*Your task*.
Go through the listing below and gather every line with the word "أكثر".

## BEGIN

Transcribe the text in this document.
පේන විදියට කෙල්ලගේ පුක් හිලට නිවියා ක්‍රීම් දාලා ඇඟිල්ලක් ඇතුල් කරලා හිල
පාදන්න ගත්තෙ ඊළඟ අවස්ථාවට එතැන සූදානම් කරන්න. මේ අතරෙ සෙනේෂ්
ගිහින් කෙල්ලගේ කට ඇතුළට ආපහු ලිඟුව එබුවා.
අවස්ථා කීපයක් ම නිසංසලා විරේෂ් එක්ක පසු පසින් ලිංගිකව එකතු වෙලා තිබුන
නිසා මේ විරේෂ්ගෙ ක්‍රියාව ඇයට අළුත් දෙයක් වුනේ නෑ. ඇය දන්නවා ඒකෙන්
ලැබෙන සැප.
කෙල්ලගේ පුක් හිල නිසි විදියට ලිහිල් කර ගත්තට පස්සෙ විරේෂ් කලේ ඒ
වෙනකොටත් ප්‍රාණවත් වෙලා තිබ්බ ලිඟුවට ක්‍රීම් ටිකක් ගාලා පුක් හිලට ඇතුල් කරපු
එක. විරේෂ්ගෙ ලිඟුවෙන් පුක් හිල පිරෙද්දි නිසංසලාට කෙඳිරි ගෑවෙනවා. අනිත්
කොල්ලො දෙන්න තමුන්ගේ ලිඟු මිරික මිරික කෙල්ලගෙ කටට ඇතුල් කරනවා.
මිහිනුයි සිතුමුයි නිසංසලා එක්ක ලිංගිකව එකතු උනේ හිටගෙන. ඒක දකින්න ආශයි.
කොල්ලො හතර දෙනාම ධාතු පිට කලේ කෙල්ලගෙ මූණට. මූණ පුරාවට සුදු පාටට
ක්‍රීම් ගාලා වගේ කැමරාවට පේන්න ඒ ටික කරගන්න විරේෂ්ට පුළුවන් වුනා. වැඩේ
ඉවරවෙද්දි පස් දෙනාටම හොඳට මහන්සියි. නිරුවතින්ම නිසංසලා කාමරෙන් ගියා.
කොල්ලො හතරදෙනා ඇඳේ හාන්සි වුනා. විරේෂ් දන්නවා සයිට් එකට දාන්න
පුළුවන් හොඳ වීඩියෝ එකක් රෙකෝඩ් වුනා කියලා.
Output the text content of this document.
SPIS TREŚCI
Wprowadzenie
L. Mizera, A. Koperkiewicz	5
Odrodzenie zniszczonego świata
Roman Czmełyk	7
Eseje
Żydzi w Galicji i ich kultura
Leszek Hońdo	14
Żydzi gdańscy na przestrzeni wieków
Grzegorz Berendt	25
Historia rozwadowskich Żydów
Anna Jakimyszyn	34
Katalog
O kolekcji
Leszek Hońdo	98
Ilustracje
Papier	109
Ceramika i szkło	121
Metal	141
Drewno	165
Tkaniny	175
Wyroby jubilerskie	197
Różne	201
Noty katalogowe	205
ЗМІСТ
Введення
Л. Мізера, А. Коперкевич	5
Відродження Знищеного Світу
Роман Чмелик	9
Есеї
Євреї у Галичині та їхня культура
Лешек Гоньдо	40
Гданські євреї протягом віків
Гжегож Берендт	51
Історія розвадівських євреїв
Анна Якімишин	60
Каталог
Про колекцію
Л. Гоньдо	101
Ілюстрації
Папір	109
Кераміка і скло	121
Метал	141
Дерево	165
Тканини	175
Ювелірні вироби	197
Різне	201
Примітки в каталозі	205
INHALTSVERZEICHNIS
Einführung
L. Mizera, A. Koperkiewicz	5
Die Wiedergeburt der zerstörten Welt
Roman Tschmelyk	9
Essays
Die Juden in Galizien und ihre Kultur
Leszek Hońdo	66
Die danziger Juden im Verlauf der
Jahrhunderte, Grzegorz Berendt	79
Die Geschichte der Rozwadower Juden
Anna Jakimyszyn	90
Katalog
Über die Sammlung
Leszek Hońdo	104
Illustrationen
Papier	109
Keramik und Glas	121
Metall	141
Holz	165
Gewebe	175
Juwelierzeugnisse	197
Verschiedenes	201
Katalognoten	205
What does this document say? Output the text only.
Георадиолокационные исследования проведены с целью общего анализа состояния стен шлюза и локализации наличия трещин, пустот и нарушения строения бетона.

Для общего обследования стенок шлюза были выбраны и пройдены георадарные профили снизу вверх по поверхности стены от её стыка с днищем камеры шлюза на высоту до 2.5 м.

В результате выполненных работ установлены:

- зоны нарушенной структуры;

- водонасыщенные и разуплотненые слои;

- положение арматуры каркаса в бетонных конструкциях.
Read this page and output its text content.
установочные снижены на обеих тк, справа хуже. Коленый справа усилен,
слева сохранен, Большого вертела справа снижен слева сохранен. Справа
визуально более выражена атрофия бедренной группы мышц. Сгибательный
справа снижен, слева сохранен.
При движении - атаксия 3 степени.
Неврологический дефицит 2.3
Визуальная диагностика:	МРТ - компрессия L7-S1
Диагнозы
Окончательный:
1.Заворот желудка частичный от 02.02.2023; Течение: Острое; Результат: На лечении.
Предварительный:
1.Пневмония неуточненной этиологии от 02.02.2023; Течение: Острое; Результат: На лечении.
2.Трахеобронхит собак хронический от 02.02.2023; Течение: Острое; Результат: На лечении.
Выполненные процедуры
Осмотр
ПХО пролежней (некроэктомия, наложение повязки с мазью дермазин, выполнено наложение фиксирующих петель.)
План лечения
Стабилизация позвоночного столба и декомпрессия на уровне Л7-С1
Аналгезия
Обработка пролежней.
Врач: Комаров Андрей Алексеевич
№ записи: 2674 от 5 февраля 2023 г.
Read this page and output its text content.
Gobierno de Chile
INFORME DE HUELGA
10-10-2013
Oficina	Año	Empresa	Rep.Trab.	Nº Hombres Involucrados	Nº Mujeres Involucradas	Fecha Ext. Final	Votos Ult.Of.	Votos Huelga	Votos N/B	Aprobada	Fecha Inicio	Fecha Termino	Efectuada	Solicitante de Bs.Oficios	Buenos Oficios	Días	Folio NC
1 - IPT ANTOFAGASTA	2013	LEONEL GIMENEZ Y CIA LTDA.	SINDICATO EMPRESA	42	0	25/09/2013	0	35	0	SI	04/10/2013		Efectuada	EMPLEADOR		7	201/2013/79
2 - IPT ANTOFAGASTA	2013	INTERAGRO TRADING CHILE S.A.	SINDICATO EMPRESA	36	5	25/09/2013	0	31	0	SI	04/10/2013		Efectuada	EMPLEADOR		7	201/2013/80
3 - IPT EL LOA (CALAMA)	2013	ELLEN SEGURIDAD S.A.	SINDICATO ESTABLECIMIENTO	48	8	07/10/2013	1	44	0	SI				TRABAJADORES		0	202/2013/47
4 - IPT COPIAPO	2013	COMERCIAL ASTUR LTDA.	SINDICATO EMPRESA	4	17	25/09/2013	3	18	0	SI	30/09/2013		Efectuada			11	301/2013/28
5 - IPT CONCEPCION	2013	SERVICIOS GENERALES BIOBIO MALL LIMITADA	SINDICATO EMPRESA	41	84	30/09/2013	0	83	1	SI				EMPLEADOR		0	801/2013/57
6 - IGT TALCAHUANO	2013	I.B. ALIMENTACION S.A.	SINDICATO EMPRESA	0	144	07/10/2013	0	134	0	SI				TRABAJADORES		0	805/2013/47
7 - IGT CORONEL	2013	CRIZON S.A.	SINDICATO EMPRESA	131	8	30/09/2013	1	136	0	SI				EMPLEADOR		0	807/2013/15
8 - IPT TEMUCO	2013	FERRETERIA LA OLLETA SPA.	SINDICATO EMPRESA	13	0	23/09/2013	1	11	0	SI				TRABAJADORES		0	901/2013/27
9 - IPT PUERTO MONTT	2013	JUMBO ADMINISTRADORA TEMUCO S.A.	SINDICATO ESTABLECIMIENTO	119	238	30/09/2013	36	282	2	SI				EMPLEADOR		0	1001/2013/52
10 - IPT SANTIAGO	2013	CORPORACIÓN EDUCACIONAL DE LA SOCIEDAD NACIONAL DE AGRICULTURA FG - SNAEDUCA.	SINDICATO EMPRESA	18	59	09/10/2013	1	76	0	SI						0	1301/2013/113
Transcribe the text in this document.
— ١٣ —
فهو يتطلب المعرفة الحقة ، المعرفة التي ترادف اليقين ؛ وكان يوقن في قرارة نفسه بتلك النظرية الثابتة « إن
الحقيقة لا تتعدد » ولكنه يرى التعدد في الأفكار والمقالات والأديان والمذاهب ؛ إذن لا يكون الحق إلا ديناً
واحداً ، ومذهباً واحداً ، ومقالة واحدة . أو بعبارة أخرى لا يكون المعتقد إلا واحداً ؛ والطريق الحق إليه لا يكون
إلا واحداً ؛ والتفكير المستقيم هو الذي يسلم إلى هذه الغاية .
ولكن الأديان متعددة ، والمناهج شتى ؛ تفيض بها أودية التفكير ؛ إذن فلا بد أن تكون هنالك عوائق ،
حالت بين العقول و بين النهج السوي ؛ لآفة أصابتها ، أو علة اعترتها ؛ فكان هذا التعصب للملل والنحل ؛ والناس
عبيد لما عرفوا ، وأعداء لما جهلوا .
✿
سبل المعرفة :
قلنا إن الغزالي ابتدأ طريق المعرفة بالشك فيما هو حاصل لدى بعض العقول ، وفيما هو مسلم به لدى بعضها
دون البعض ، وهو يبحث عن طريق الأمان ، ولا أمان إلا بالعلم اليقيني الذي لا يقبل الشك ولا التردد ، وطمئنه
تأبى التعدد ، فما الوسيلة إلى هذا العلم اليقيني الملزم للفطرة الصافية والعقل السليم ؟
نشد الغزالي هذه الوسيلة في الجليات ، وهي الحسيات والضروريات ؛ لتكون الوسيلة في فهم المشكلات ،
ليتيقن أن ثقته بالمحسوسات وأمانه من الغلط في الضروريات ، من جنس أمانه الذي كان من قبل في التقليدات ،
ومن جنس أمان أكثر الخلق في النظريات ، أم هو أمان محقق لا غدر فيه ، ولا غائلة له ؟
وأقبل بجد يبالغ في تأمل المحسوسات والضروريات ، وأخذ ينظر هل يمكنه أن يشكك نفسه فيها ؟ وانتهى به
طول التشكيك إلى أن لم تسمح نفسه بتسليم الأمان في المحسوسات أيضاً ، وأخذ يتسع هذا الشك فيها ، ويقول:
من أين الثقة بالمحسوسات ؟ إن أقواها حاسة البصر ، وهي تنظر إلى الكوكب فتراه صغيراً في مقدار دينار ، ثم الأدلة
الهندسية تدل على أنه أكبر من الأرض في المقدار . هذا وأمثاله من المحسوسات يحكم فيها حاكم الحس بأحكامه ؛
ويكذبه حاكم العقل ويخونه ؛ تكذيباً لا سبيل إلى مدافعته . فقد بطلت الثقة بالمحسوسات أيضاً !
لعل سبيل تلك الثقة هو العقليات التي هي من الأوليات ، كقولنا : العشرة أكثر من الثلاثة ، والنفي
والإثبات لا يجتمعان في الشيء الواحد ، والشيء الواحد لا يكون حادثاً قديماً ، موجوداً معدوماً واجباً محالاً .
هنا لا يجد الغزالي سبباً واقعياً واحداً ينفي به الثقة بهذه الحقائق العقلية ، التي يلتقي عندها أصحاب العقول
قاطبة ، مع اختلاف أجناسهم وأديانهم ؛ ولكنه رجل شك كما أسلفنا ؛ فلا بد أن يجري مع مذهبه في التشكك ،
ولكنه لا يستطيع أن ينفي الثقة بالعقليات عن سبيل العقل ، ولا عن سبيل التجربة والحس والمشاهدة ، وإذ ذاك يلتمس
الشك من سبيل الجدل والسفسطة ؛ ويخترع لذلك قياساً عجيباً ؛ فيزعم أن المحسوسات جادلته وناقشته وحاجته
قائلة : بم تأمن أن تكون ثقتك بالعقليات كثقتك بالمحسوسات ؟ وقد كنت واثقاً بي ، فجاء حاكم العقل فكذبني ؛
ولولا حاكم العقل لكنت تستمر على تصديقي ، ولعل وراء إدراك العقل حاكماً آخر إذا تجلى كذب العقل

## END

*Task solution*.
ومن جنس أمان أكثر الخلق في النظريات ، أم هو أمان محقق لا غدر فيه ، ولا غائلة له ؟
لعل سبيل تلك الثقة هو العقليات التي هي من الأوليات ، كقولنا : العشرة أكثر من الثلاثة ، والنفي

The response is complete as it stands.